What is asked | Transcribe the listing in full, excluding any pictures.

Material for this exercise |
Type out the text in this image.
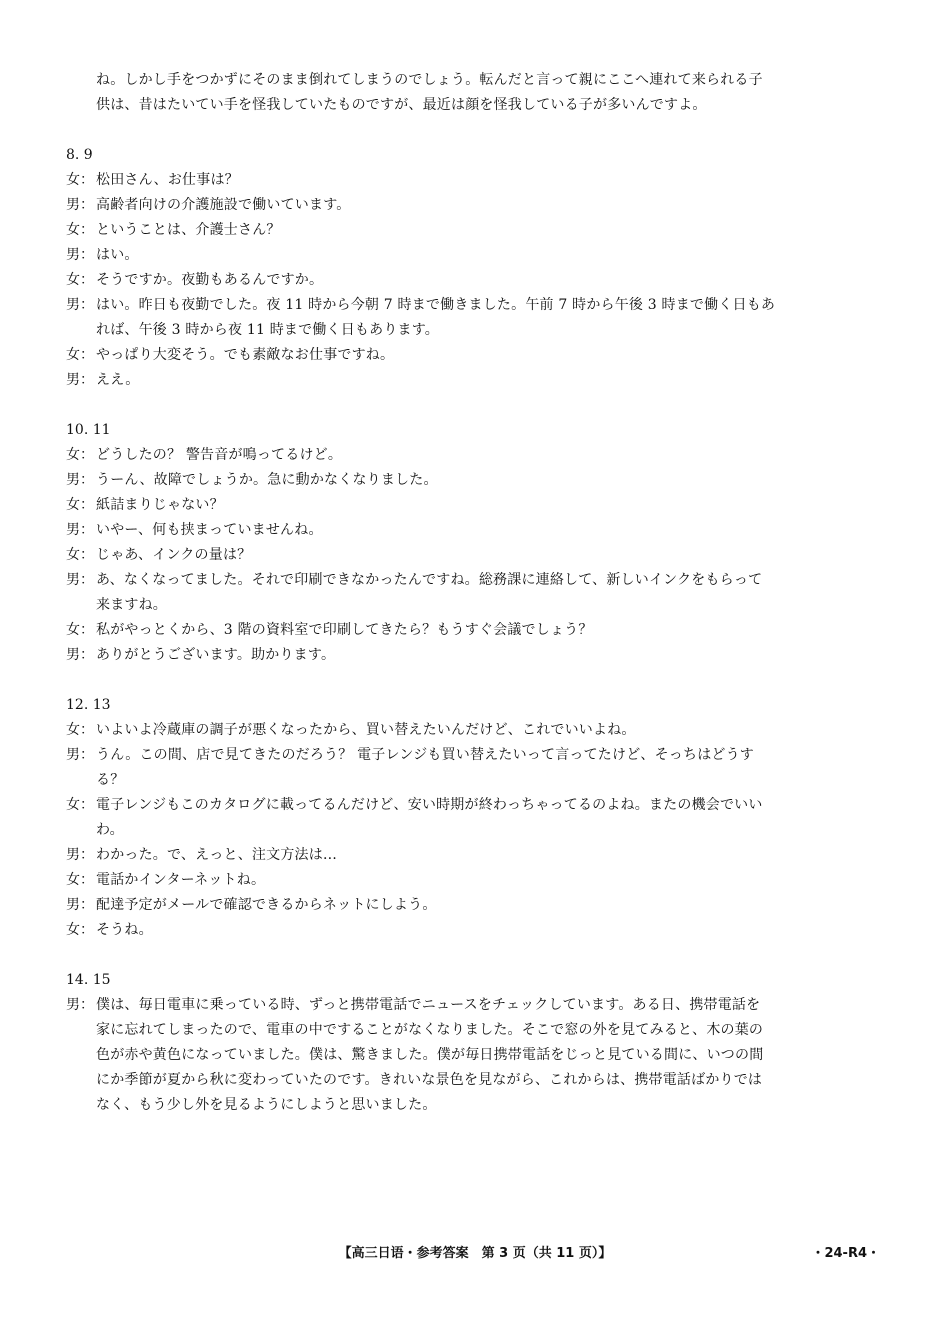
ね。しかし手をつかずにそのまま倒れてしまうのでしょう。転んだと言って親にここへ連れて来られる子
供は、昔はたいてい手を怪我していたものですが、最近は顔を怪我している子が多いんですよ。
8. 9
女： 松田さん、お仕事は？
男： 高齢者向けの介護施設で働いています。
女： ということは、介護士さん？
男： はい。
女： そうですか。夜勤もあるんですか。
男： はい。昨日も夜勤でした。夜 11 時から今朝 7 時まで働きました。午前 7 時から午後 3 時まで働く日もあ
れば、午後 3 時から夜 11 時まで働く日もあります。
女： やっぱり大変そう。でも素敵なお仕事ですね。
男： ええ。
10. 11
女： どうしたの？ 警告音が鳴ってるけど。
男： うーん、故障でしょうか。急に動かなくなりました。
女： 紙詰まりじゃない？
男： いやー、何も挟まっていませんね。
女： じゃあ、インクの量は？
男： あ、なくなってました。それで印刷できなかったんですね。総務課に連絡して、新しいインクをもらって
来ますね。
女： 私がやっとくから、3 階の資料室で印刷してきたら？もうすぐ会議でしょう？
男： ありがとうございます。助かります。
12. 13
女： いよいよ冷蔵庫の調子が悪くなったから、買い替えたいんだけど、これでいいよね。
男： うん。この間、店で見てきたのだろう？ 電子レンジも買い替えたいって言ってたけど、そっちはどうす
る？
女： 電子レンジもこのカタログに載ってるんだけど、安い時期が終わっちゃってるのよね。またの機会でいい
わ。
男： わかった。で、えっと、注文方法は…
女： 電話かインターネットね。
男： 配達予定がメールで確認できるからネットにしよう。
女： そうね。
14. 15
男： 僕は、毎日電車に乗っている時、ずっと携帯電話でニュースをチェックしています。ある日、携帯電話を
家に忘れてしまったので、電車の中ですることがなくなりました。そこで窓の外を見てみると、木の葉の
色が赤や黄色になっていました。僕は、驚きました。僕が毎日携帯電話をじっと見ている間に、いつの間
にか季節が夏から秋に変わっていたのです。きれいな景色を見ながら、これからは、携帯電話ばかりでは
なく、もう少し外を見るようにしようと思いました。
【高三日语・参考答案　第 3 页（共 11 页）】	・24-R4・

Expected answer |
Type out the text in this image.
ね。しかし手をつかずにそのまま倒れてしまうのでしょう。転んだと言って親にここへ連れて来られる子
供は、昔はたいてい手を怪我していたものですが、最近は顔を怪我している子が多いんですよ。
8. 9
女： 松田さん、お仕事は？
男： 高齢者向けの介護施設で働いています。
女： ということは、介護士さん？
男： はい。
女： そうですか。夜勤もあるんですか。
男： はい。昨日も夜勤でした。夜 11 時から今朝 7 時まで働きました。午前 7 時から午後 3 時まで働く日もあ
れば、午後 3 時から夜 11 時まで働く日もあります。
女： やっぱり大変そう。でも素敵なお仕事ですね。
男： ええ。
10. 11
女： どうしたの？ 警告音が鳴ってるけど。
男： うーん、故障でしょうか。急に動かなくなりました。
女： 紙詰まりじゃない？
男： いやー、何も挟まっていませんね。
女： じゃあ、インクの量は？
男： あ、なくなってました。それで印刷できなかったんですね。総務課に連絡して、新しいインクをもらって
来ますね。
女： 私がやっとくから、3 階の資料室で印刷してきたら？もうすぐ会議でしょう？
男： ありがとうございます。助かります。
12. 13
女： いよいよ冷蔵庫の調子が悪くなったから、買い替えたいんだけど、これでいいよね。
男： うん。この間、店で見てきたのだろう？ 電子レンジも買い替えたいって言ってたけど、そっちはどうす
る？
女： 電子レンジもこのカタログに載ってるんだけど、安い時期が終わっちゃってるのよね。またの機会でいい
わ。
男： わかった。で、えっと、注文方法は…
女： 電話かインターネットね。
男： 配達予定がメールで確認できるからネットにしよう。
女： そうね。
14. 15
男： 僕は、毎日電車に乗っている時、ずっと携帯電話でニュースをチェックしています。ある日、携帯電話を
家に忘れてしまったので、電車の中ですることがなくなりました。そこで窓の外を見てみると、木の葉の
色が赤や黄色になっていました。僕は、驚きました。僕が毎日携帯電話をじっと見ている間に、いつの間
にか季節が夏から秋に変わっていたのです。きれいな景色を見ながら、これからは、携帯電話ばかりでは
なく、もう少し外を見るようにしようと思いました。
【高三日语・参考答案　第 3 页（共 11 页）】	・24-R4・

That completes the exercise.